** start Dataset records **
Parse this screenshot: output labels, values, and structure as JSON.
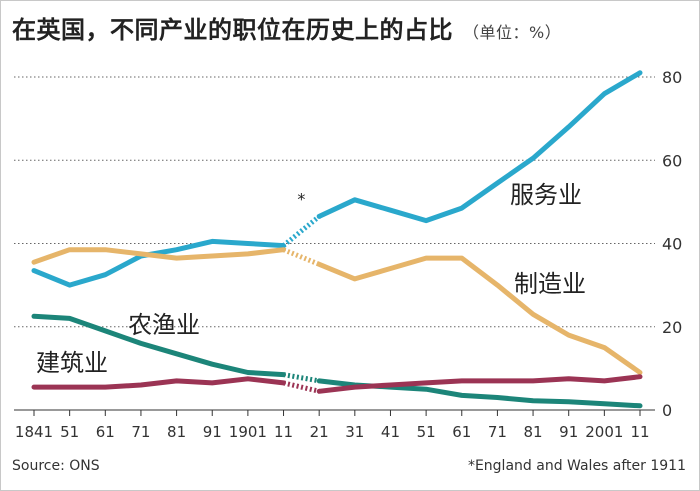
{
  "chart_data": {
    "type": "line",
    "title": "在英国，不同产业的职位在历史上的占比",
    "unit": "（单位：%）",
    "x": [
      "1841",
      "51",
      "61",
      "71",
      "81",
      "91",
      "1901",
      "11",
      "21",
      "31",
      "41",
      "51",
      "61",
      "71",
      "81",
      "91",
      "2001",
      "11"
    ],
    "ylim": [
      0,
      80
    ],
    "yticks": [
      0,
      20,
      40,
      60,
      80
    ],
    "grid": true,
    "break_between": [
      "11",
      "21"
    ],
    "break_marker": "*",
    "series": [
      {
        "name": "服务业",
        "color": "#2aa8cc",
        "values": [
          33.5,
          30,
          32.5,
          37,
          38.5,
          40.5,
          40,
          39.5,
          46.5,
          50.5,
          48,
          45.5,
          48.5,
          54.5,
          60.5,
          68,
          76,
          81
        ]
      },
      {
        "name": "制造业",
        "color": "#e6b56a",
        "values": [
          35.5,
          38.5,
          38.5,
          37.5,
          36.5,
          37,
          37.5,
          38.5,
          35,
          31.5,
          34,
          36.5,
          36.5,
          30,
          23,
          18,
          15,
          9
        ]
      },
      {
        "name": "农渔业",
        "color": "#1c8579",
        "values": [
          22.5,
          22,
          19,
          16,
          13.5,
          11,
          9,
          8.5,
          7,
          6,
          5.5,
          5,
          3.5,
          3,
          2.2,
          2,
          1.5,
          1
        ]
      },
      {
        "name": "建筑业",
        "color": "#9b3454",
        "values": [
          5.5,
          5.5,
          5.5,
          6,
          7,
          6.5,
          7.5,
          6.5,
          4.5,
          5.5,
          6,
          6.5,
          7,
          7,
          7,
          7.5,
          7,
          8
        ]
      }
    ]
  },
  "source": "Source: ONS",
  "footnote": "*England and Wales after 1911"
}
** end Dataset records **
▸ What you need to do: Look for lines containing the string "color" and copy them all.

▸ Worked solution:
        "color": "#2aa8cc",
        "color": "#e6b56a",
        "color": "#1c8579",
        "color": "#9b3454",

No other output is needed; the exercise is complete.